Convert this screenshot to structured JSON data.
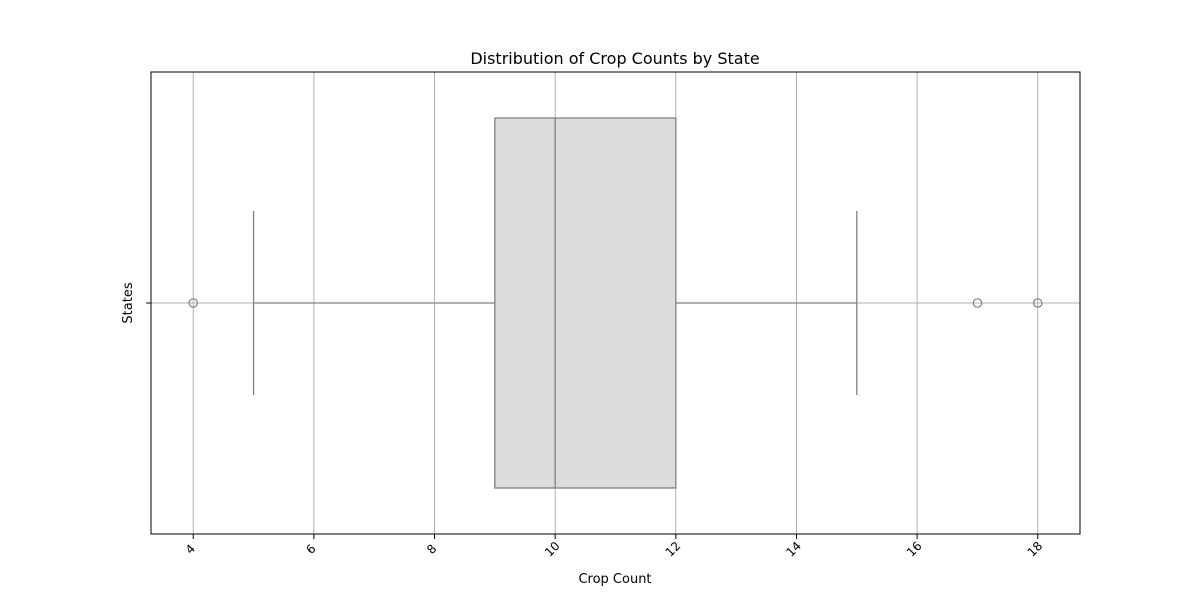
{
  "chart_data": {
    "type": "box",
    "title": "Distribution of Crop Counts by State",
    "xlabel": "Crop Count",
    "ylabel": "States",
    "xlim": [
      3.3,
      18.7
    ],
    "x_ticks": [
      4,
      6,
      8,
      10,
      12,
      14,
      16,
      18
    ],
    "grid": true,
    "box": {
      "whisker_low": 5,
      "q1": 9,
      "median": 10,
      "q3": 12,
      "whisker_high": 15,
      "outliers": [
        4,
        17,
        18
      ]
    },
    "colors": {
      "box_fill": "#dcdcdc",
      "line": "#808080",
      "grid": "#b0b0b0",
      "axis": "#000000"
    }
  }
}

**TASK REQUIREMENTS:** The listing above must be printed again exactly, minus its pictures.

**SOLUTION TO THIS EXERCISE:**
Convert this screenshot to structured JSON data.
{
  "chart_data": {
    "type": "box",
    "title": "Distribution of Crop Counts by State",
    "xlabel": "Crop Count",
    "ylabel": "States",
    "xlim": [
      3.3,
      18.7
    ],
    "x_ticks": [
      4,
      6,
      8,
      10,
      12,
      14,
      16,
      18
    ],
    "grid": true,
    "box": {
      "whisker_low": 5,
      "q1": 9,
      "median": 10,
      "q3": 12,
      "whisker_high": 15,
      "outliers": [
        4,
        17,
        18
      ]
    },
    "colors": {
      "box_fill": "#dcdcdc",
      "line": "#808080",
      "grid": "#b0b0b0",
      "axis": "#000000"
    }
  }
}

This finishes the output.